Your goal:
Print the data below line for line, without changing a character, and leave out the pictures.

Records for the task:
○ ○ ○

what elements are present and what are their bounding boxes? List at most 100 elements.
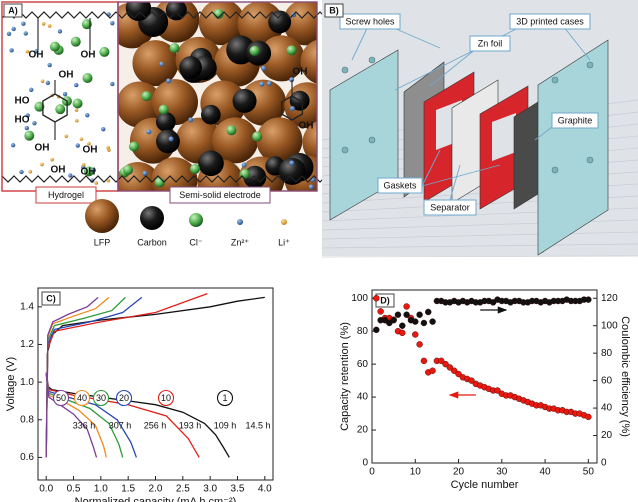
legend-label: Zn²⁺ <box>231 237 250 247</box>
x-tick-label: 0.5 <box>67 484 81 495</box>
carbon-particle <box>179 56 202 79</box>
data-point <box>468 377 475 384</box>
chem-label: OH <box>293 67 308 78</box>
screw-hole <box>586 61 594 69</box>
chloride-ion <box>81 19 92 30</box>
lfp-particle <box>118 81 163 128</box>
zinc-ion <box>110 20 115 26</box>
series-tag <box>73 389 91 407</box>
chloride-ion <box>154 177 165 188</box>
carbon-particle <box>201 104 221 125</box>
series-tag <box>216 389 234 407</box>
chloride-ion <box>252 131 263 142</box>
zinc-ion <box>47 62 52 68</box>
panel-c: 0.0 0.5 1.0 1.5 2.0 2.5 3.0 3.5 4.0 0.6 0.8 1.0 1.2 1… <box>5 287 274 502</box>
callout-label: Graphite <box>558 115 593 125</box>
lfp-particle <box>212 117 259 164</box>
leader-line <box>421 149 501 187</box>
floor-grid <box>321 243 638 249</box>
data-point <box>585 413 592 421</box>
y2-tick-label: 0 <box>601 458 607 469</box>
legend-swatch <box>189 213 203 227</box>
x-tick-label: 3.5 <box>231 484 245 495</box>
data-point <box>585 296 592 303</box>
chloride-ion <box>249 45 260 56</box>
plot-frame <box>371 289 598 464</box>
data-point <box>416 311 423 318</box>
zinc-ion <box>68 173 73 178</box>
zinc-ion <box>241 162 247 168</box>
x-tick-label: 30 <box>496 467 508 478</box>
y-tick-label: 20 <box>357 425 369 436</box>
lithium-ion <box>25 49 30 54</box>
chloride-ion <box>55 104 66 115</box>
lithium-ion <box>74 108 79 112</box>
zinc-ion <box>74 82 79 88</box>
caption: Semi-solid electrode <box>179 190 261 200</box>
lfp-particle <box>256 117 303 164</box>
chem-label: OH <box>83 145 98 156</box>
series-name: 40 <box>77 393 87 403</box>
data-point <box>420 357 428 365</box>
zinc-ion <box>142 170 148 176</box>
label-box <box>3 3 23 18</box>
zinc-ion <box>146 129 152 135</box>
data-point <box>373 295 380 302</box>
legend-swatch <box>85 199 119 233</box>
chloride-ion <box>49 41 60 52</box>
y-tick-label: 1.2 <box>20 339 34 350</box>
chloride-ion <box>286 45 297 56</box>
x-tick-label: 3.0 <box>203 484 217 495</box>
data-point <box>412 331 419 338</box>
data-point <box>403 311 410 318</box>
data-point <box>399 329 406 337</box>
zinc-ion <box>29 87 34 93</box>
chloride-ion <box>141 91 152 102</box>
lithium-ion <box>50 157 54 162</box>
y-tick-label: 0.8 <box>20 414 34 425</box>
screw-hole <box>551 166 559 174</box>
series-line <box>45 296 265 458</box>
series-name: 50 <box>56 393 66 403</box>
zinc-ion <box>85 112 90 118</box>
x-tick-label: 40 <box>540 467 552 478</box>
label-box <box>41 291 61 306</box>
y-tick-label: 80 <box>357 326 369 337</box>
bonds <box>37 18 293 140</box>
zinc-ion <box>188 117 194 123</box>
callout-box <box>423 199 477 216</box>
series-time: 256 h <box>144 420 167 430</box>
legend-label: LFP <box>94 237 111 247</box>
series-name: 10 <box>161 393 171 403</box>
zinc-ion <box>9 48 14 53</box>
floor-grid <box>321 255 638 258</box>
data-point <box>425 308 432 316</box>
chem-label: OH <box>35 143 50 154</box>
zinc-ion <box>45 80 51 86</box>
data-point <box>416 341 423 348</box>
screw-hole <box>551 76 559 84</box>
zinc-ion <box>159 61 165 67</box>
zinc-ion <box>308 184 314 190</box>
x-tick-label: 20 <box>453 467 465 478</box>
panel-label: B) <box>329 5 339 15</box>
legend-label: Carbon <box>137 237 167 247</box>
y-axis-label: Capacity retention (%) <box>339 322 351 431</box>
y-axis-label: Voltage (V) <box>5 357 17 411</box>
data-point <box>403 303 410 310</box>
data-point <box>446 364 454 371</box>
lithium-ion <box>28 169 33 174</box>
legend-swatch <box>281 219 287 225</box>
lithium-ion <box>75 118 79 123</box>
y2-tick-label: 40 <box>601 403 613 414</box>
screw-hole <box>341 146 349 154</box>
lithium-ion <box>41 22 46 26</box>
zinc-ion <box>290 106 296 112</box>
chloride-ion <box>83 166 94 177</box>
carbon-particle <box>155 111 176 132</box>
caption-box <box>35 186 97 204</box>
series-line <box>45 296 99 458</box>
series-name: 20 <box>119 393 129 403</box>
data-point <box>442 360 449 368</box>
chloride-ion <box>82 72 93 83</box>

○ ○ ○

Result for this exercise:
what elements are present and what are their bounding boxes? List at most 100 elements.
legend-label: Zn²⁺ <box>231 237 250 247</box>
x-tick-label: 0.5 <box>67 484 81 495</box>
carbon-particle <box>179 56 202 79</box>
data-point <box>468 377 475 384</box>
chem-label: OH <box>293 67 308 78</box>
screw-hole <box>586 61 594 69</box>
chloride-ion <box>81 19 92 30</box>
lfp-particle <box>118 81 163 128</box>
zinc-ion <box>110 20 115 26</box>
series-tag <box>73 389 91 407</box>
chloride-ion <box>154 177 165 188</box>
carbon-particle <box>201 104 221 125</box>
series-tag <box>216 389 234 407</box>
chloride-ion <box>252 131 263 142</box>
zinc-ion <box>47 62 52 68</box>
panel-c: 0.0 0.5 1.0 1.5 2.0 2.5 3.0 3.5 4.0 0.6 0.8 1.0 1.2 1… <box>5 287 274 502</box>
callout-label: Graphite <box>558 115 593 125</box>
lfp-particle <box>212 117 259 164</box>
leader-line <box>421 149 501 187</box>
floor-grid <box>321 243 638 249</box>
data-point <box>585 413 592 421</box>
y2-tick-label: 0 <box>601 458 607 469</box>
legend-swatch <box>189 213 203 227</box>
x-tick-label: 3.5 <box>231 484 245 495</box>
data-point <box>585 296 592 303</box>
chloride-ion <box>249 45 260 56</box>
plot-frame <box>371 289 598 464</box>
data-point <box>416 311 423 318</box>
zinc-ion <box>68 173 73 178</box>
zinc-ion <box>241 162 247 168</box>
x-tick-label: 30 <box>496 467 508 478</box>
y-tick-label: 20 <box>357 425 369 436</box>
lithium-ion <box>25 49 30 54</box>
chloride-ion <box>55 104 66 115</box>
lithium-ion <box>74 108 79 112</box>
zinc-ion <box>74 82 79 88</box>
caption: Semi-solid electrode <box>179 190 261 200</box>
lfp-particle <box>256 117 303 164</box>
chem-label: OH <box>83 145 98 156</box>
series-name: 40 <box>77 393 87 403</box>
data-point <box>420 357 428 365</box>
zinc-ion <box>142 170 148 176</box>
label-box <box>3 3 23 18</box>
zinc-ion <box>146 129 152 135</box>
data-point <box>373 295 380 302</box>
legend-swatch <box>85 199 119 233</box>
chloride-ion <box>49 41 60 52</box>
y-tick-label: 1.2 <box>20 339 34 350</box>
chloride-ion <box>286 45 297 56</box>
x-tick-label: 3.0 <box>203 484 217 495</box>
data-point <box>412 331 419 338</box>
data-point <box>403 311 410 318</box>
data-point <box>399 329 406 337</box>
zinc-ion <box>29 87 34 93</box>
chloride-ion <box>141 91 152 102</box>
lithium-ion <box>50 157 54 162</box>
y-tick-label: 0.8 <box>20 414 34 425</box>
screw-hole <box>551 166 559 174</box>
series-line <box>45 296 265 458</box>
series-name: 50 <box>56 393 66 403</box>
zinc-ion <box>85 112 90 118</box>
x-tick-label: 40 <box>540 467 552 478</box>
label-box <box>41 291 61 306</box>
y-tick-label: 80 <box>357 326 369 337</box>
bonds <box>37 18 293 140</box>
zinc-ion <box>188 117 194 123</box>
callout-box <box>423 199 477 216</box>
series-time: 256 h <box>144 420 167 430</box>
legend-label: LFP <box>94 237 111 247</box>
series-name: 10 <box>161 393 171 403</box>
zinc-ion <box>9 48 14 53</box>
floor-grid <box>321 255 638 258</box>
data-point <box>425 308 432 316</box>
chem-label: OH <box>35 143 50 154</box>
zinc-ion <box>45 80 51 86</box>
data-point <box>416 341 423 348</box>
screw-hole <box>551 76 559 84</box>
zinc-ion <box>159 61 165 67</box>
zinc-ion <box>308 184 314 190</box>
x-tick-label: 20 <box>453 467 465 478</box>
panel-label: B) <box>329 5 339 15</box>
legend-label: Carbon <box>137 237 167 247</box>
y-axis-label: Capacity retention (%) <box>339 322 351 431</box>
y-axis-label: Voltage (V) <box>5 357 17 411</box>
data-point <box>403 303 410 310</box>
data-point <box>446 364 454 371</box>
lithium-ion <box>28 169 33 174</box>
legend-swatch <box>281 219 287 225</box>
lithium-ion <box>75 118 79 123</box>
y2-tick-label: 40 <box>601 403 613 414</box>
screw-hole <box>341 146 349 154</box>
lithium-ion <box>41 22 46 26</box>
zinc-ion <box>290 106 296 112</box>
chloride-ion <box>83 166 94 177</box>
carbon-particle <box>155 111 176 132</box>
caption-box <box>35 186 97 204</box>
series-line <box>45 296 99 458</box>
series-name: 20 <box>119 393 129 403</box>
data-point <box>442 360 449 368</box>
chloride-ion <box>82 72 93 83</box>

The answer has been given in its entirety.